Document page data:
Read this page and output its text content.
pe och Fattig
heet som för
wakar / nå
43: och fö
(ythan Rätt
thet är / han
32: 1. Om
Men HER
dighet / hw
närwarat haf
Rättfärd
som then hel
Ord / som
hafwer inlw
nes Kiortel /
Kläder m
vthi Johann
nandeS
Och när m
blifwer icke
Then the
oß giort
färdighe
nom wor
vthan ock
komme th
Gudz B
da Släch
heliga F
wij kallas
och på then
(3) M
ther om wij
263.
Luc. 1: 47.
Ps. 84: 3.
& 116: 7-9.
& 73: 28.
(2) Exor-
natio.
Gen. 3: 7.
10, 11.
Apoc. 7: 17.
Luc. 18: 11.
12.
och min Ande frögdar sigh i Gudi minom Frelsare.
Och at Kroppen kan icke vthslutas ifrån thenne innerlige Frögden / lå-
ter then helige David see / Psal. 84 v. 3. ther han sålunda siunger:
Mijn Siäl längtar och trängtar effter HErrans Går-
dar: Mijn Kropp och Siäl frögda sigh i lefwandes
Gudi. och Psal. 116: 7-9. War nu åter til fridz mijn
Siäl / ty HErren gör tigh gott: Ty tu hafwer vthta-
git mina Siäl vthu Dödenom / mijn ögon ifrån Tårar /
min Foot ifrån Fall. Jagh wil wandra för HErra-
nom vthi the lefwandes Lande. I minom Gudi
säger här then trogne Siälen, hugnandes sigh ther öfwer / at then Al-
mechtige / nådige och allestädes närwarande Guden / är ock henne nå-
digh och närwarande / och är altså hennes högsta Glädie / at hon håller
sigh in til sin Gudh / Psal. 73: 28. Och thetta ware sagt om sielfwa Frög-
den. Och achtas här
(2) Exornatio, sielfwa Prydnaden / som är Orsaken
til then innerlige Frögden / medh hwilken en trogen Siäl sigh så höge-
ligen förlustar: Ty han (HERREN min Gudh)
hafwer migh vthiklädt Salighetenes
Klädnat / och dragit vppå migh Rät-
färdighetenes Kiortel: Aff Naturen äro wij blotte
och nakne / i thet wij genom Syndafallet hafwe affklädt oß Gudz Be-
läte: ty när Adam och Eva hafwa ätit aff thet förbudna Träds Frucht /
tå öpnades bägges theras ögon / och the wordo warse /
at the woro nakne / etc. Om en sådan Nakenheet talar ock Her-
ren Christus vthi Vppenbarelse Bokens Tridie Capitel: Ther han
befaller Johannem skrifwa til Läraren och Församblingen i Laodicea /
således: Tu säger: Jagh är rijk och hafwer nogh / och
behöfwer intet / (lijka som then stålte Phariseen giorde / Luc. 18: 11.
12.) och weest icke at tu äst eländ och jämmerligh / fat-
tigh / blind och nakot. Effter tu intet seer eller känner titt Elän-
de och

- [WORK ORDER]:
Exactly how many lines in the records contain the string "sielfwa"? Give that number alone.

- [SOLUTION TO THE PROBLEM]:
2